---- RECORDED INFORMATION
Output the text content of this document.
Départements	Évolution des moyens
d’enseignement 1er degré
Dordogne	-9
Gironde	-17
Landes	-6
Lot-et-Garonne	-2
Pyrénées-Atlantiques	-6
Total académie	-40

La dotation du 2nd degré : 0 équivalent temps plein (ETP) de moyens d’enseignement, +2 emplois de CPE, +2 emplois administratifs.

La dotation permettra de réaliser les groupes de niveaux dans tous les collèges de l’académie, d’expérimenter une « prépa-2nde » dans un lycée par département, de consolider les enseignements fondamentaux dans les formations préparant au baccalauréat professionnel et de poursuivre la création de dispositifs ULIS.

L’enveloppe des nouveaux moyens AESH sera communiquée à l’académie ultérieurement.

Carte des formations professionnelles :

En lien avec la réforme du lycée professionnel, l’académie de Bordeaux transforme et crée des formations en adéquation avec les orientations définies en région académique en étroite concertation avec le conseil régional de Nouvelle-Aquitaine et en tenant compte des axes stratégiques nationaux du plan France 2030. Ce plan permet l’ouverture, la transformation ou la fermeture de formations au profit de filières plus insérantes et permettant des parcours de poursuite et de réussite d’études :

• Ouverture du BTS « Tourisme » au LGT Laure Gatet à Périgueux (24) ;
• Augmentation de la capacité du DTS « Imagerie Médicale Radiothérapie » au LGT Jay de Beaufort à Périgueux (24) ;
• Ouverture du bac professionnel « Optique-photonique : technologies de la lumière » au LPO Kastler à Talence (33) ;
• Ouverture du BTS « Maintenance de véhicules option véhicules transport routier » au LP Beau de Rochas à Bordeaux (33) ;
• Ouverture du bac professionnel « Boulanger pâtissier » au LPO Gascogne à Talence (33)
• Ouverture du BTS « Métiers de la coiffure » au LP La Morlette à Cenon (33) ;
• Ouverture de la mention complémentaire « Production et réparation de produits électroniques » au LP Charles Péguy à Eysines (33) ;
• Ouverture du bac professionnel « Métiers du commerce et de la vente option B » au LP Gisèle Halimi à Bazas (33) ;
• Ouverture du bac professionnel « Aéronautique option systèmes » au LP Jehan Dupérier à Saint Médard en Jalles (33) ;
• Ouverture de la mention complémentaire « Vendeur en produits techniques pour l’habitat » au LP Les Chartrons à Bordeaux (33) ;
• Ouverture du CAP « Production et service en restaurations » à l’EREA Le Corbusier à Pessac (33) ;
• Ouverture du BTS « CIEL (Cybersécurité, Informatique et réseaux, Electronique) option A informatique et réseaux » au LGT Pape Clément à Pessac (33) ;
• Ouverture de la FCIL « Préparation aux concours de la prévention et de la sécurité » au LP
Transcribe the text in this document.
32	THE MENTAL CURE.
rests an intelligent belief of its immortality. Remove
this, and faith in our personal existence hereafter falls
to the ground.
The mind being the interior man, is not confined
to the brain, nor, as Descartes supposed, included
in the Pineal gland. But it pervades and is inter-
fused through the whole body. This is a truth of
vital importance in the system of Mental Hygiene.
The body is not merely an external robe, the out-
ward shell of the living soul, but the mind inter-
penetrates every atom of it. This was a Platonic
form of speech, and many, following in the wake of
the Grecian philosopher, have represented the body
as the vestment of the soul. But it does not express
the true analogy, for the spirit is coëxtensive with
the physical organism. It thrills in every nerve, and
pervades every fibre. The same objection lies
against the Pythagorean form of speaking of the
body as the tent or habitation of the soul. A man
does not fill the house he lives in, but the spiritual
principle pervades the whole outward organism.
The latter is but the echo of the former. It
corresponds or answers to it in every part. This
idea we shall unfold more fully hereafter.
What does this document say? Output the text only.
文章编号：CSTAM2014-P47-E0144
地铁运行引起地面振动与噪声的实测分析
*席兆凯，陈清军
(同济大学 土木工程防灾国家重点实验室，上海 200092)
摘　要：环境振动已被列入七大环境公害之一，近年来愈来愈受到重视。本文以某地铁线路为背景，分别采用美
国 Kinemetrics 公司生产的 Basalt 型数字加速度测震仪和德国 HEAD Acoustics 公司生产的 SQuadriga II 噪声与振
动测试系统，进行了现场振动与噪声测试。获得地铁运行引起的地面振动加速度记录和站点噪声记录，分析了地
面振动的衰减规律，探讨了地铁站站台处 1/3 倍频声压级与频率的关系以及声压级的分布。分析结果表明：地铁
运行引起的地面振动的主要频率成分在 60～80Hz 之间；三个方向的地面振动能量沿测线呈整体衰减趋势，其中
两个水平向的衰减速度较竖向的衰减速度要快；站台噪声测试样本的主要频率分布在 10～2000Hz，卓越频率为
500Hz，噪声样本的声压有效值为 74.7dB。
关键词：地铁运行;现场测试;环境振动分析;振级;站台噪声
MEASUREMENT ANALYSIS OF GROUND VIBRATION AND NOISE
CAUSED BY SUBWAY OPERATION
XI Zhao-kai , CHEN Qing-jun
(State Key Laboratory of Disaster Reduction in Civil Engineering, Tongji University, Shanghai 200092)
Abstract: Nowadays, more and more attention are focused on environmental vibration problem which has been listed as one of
--------
**GIVEN REQUEST:**
Return all of the data word for word.

**RESULT OF THE TASK:**
Output the text content of this document.
Départements	Évolution des moyens
d’enseignement 1er degré
Dordogne	-9
Gironde	-17
Landes	-6
Lot-et-Garonne	-2
Pyrénées-Atlantiques	-6
Total académie	-40

La dotation du 2nd degré : 0 équivalent temps plein (ETP) de moyens d’enseignement, +2 emplois de CPE, +2 emplois administratifs.

La dotation permettra de réaliser les groupes de niveaux dans tous les collèges de l’académie, d’expérimenter une « prépa-2nde » dans un lycée par département, de consolider les enseignements fondamentaux dans les formations préparant au baccalauréat professionnel et de poursuivre la création de dispositifs ULIS.

L’enveloppe des nouveaux moyens AESH sera communiquée à l’académie ultérieurement.

Carte des formations professionnelles :

En lien avec la réforme du lycée professionnel, l’académie de Bordeaux transforme et crée des formations en adéquation avec les orientations définies en région académique en étroite concertation avec le conseil régional de Nouvelle-Aquitaine et en tenant compte des axes stratégiques nationaux du plan France 2030. Ce plan permet l’ouverture, la transformation ou la fermeture de formations au profit de filières plus insérantes et permettant des parcours de poursuite et de réussite d’études :

• Ouverture du BTS « Tourisme » au LGT Laure Gatet à Périgueux (24) ;
• Augmentation de la capacité du DTS « Imagerie Médicale Radiothérapie » au LGT Jay de Beaufort à Périgueux (24) ;
• Ouverture du bac professionnel « Optique-photonique : technologies de la lumière » au LPO Kastler à Talence (33) ;
• Ouverture du BTS « Maintenance de véhicules option véhicules transport routier » au LP Beau de Rochas à Bordeaux (33) ;
• Ouverture du bac professionnel « Boulanger pâtissier » au LPO Gascogne à Talence (33)
• Ouverture du BTS « Métiers de la coiffure » au LP La Morlette à Cenon (33) ;
• Ouverture de la mention complémentaire « Production et réparation de produits électroniques » au LP Charles Péguy à Eysines (33) ;
• Ouverture du bac professionnel « Métiers du commerce et de la vente option B » au LP Gisèle Halimi à Bazas (33) ;
• Ouverture du bac professionnel « Aéronautique option systèmes » au LP Jehan Dupérier à Saint Médard en Jalles (33) ;
• Ouverture de la mention complémentaire « Vendeur en produits techniques pour l’habitat » au LP Les Chartrons à Bordeaux (33) ;
• Ouverture du CAP « Production et service en restaurations » à l’EREA Le Corbusier à Pessac (33) ;
• Ouverture du BTS « CIEL (Cybersécurité, Informatique et réseaux, Electronique) option A informatique et réseaux » au LGT Pape Clément à Pessac (33) ;
• Ouverture de la FCIL « Préparation aux concours de la prévention et de la sécurité » au LP
Transcribe the text in this document.
32	THE MENTAL CURE.
rests an intelligent belief of its immortality. Remove
this, and faith in our personal existence hereafter falls
to the ground.
The mind being the interior man, is not confined
to the brain, nor, as Descartes supposed, included
in the Pineal gland. But it pervades and is inter-
fused through the whole body. This is a truth of
vital importance in the system of Mental Hygiene.
The body is not merely an external robe, the out-
ward shell of the living soul, but the mind inter-
penetrates every atom of it. This was a Platonic
form of speech, and many, following in the wake of
the Grecian philosopher, have represented the body
as the vestment of the soul. But it does not express
the true analogy, for the spirit is coëxtensive with
the physical organism. It thrills in every nerve, and
pervades every fibre. The same objection lies
against the Pythagorean form of speaking of the
body as the tent or habitation of the soul. A man
does not fill the house he lives in, but the spiritual
principle pervades the whole outward organism.
The latter is but the echo of the former. It
corresponds or answers to it in every part. This
idea we shall unfold more fully hereafter.
What does this document say? Output the text only.
文章编号：CSTAM2014-P47-E0144
地铁运行引起地面振动与噪声的实测分析
*席兆凯，陈清军
(同济大学 土木工程防灾国家重点实验室，上海 200092)
摘　要：环境振动已被列入七大环境公害之一，近年来愈来愈受到重视。本文以某地铁线路为背景，分别采用美
国 Kinemetrics 公司生产的 Basalt 型数字加速度测震仪和德国 HEAD Acoustics 公司生产的 SQuadriga II 噪声与振
动测试系统，进行了现场振动与噪声测试。获得地铁运行引起的地面振动加速度记录和站点噪声记录，分析了地
面振动的衰减规律，探讨了地铁站站台处 1/3 倍频声压级与频率的关系以及声压级的分布。分析结果表明：地铁
运行引起的地面振动的主要频率成分在 60～80Hz 之间；三个方向的地面振动能量沿测线呈整体衰减趋势，其中
两个水平向的衰减速度较竖向的衰减速度要快；站台噪声测试样本的主要频率分布在 10～2000Hz，卓越频率为
500Hz，噪声样本的声压有效值为 74.7dB。
关键词：地铁运行;现场测试;环境振动分析;振级;站台噪声
MEASUREMENT ANALYSIS OF GROUND VIBRATION AND NOISE
CAUSED BY SUBWAY OPERATION
XI Zhao-kai , CHEN Qing-jun
(State Key Laboratory of Disaster Reduction in Civil Engineering, Tongji University, Shanghai 200092)
Abstract: Nowadays, more and more attention are focused on environmental vibration problem which has been listed as one of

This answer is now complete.